→ **GIVEN INSTRUCTION**: Extract the lines of the material starting at its first line and ending at the line that contains "clock-icon bbox=[259, 116, 275, 132]", both included, and reproduce them unchanged.

→ **DATA SUPPLIED**:

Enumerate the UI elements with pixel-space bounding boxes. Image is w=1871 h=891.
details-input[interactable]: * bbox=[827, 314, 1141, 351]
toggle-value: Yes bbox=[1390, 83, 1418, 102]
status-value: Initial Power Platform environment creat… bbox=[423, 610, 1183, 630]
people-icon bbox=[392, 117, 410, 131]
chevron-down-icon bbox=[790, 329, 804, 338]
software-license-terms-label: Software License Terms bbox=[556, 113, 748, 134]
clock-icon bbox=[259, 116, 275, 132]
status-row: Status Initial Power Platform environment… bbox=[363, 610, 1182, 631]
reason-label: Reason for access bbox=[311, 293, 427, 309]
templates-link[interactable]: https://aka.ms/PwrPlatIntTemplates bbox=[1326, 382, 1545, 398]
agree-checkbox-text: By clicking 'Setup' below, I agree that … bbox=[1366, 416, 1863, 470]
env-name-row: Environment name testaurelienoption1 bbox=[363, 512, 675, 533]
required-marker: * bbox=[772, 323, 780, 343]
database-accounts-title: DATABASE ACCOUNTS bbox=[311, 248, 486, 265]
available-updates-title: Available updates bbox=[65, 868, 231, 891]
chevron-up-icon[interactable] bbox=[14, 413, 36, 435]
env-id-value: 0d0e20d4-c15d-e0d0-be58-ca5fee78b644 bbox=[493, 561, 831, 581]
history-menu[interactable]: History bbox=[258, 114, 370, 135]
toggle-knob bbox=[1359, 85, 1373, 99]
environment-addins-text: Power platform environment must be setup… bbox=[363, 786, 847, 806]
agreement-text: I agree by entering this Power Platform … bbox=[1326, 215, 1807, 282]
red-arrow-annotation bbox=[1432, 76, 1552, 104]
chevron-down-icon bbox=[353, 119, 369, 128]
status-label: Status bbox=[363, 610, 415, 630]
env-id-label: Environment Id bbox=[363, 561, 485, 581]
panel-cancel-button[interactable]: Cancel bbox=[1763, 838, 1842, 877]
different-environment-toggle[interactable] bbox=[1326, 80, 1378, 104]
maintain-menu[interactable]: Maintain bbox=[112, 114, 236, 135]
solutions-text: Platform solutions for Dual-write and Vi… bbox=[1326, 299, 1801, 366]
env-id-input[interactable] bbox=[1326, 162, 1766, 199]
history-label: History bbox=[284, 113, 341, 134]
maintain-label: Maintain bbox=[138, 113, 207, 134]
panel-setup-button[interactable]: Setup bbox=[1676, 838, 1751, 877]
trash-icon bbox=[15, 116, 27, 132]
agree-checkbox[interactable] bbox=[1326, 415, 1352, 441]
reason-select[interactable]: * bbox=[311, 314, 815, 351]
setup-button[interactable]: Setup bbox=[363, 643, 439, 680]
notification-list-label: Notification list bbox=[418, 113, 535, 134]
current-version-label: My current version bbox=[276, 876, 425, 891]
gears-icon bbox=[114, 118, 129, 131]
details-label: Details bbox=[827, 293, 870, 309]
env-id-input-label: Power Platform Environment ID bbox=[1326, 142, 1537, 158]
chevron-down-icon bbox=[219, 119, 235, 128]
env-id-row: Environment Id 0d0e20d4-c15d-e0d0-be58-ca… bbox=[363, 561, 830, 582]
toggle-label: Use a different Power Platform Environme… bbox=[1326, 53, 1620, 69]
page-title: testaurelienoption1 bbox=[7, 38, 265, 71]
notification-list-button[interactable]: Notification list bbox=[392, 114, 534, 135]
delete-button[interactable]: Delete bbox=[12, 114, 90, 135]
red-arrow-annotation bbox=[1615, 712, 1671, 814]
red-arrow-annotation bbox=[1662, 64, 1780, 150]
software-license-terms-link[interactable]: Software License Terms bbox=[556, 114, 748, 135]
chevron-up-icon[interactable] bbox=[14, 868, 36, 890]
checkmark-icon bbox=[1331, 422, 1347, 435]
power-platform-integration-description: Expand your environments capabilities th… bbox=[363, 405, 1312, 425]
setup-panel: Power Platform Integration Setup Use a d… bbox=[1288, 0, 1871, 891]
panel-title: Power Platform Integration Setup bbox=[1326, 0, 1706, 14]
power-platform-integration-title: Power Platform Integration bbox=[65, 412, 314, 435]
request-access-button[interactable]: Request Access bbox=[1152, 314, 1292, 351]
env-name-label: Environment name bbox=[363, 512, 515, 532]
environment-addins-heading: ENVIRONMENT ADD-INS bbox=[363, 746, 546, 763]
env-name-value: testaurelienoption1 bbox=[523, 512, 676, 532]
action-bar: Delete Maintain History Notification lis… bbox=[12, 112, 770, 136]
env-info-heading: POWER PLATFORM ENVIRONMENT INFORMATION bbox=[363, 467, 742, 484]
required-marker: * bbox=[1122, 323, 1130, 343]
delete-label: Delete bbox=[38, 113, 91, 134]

→ **REPLY**:
Enumerate the UI elements with pixel-space bounding boxes. Image is w=1871 h=891.
details-input[interactable]: * bbox=[827, 314, 1141, 351]
toggle-value: Yes bbox=[1390, 83, 1418, 102]
status-value: Initial Power Platform environment creat… bbox=[423, 610, 1183, 630]
people-icon bbox=[392, 117, 410, 131]
chevron-down-icon bbox=[790, 329, 804, 338]
software-license-terms-label: Software License Terms bbox=[556, 113, 748, 134]
clock-icon bbox=[259, 116, 275, 132]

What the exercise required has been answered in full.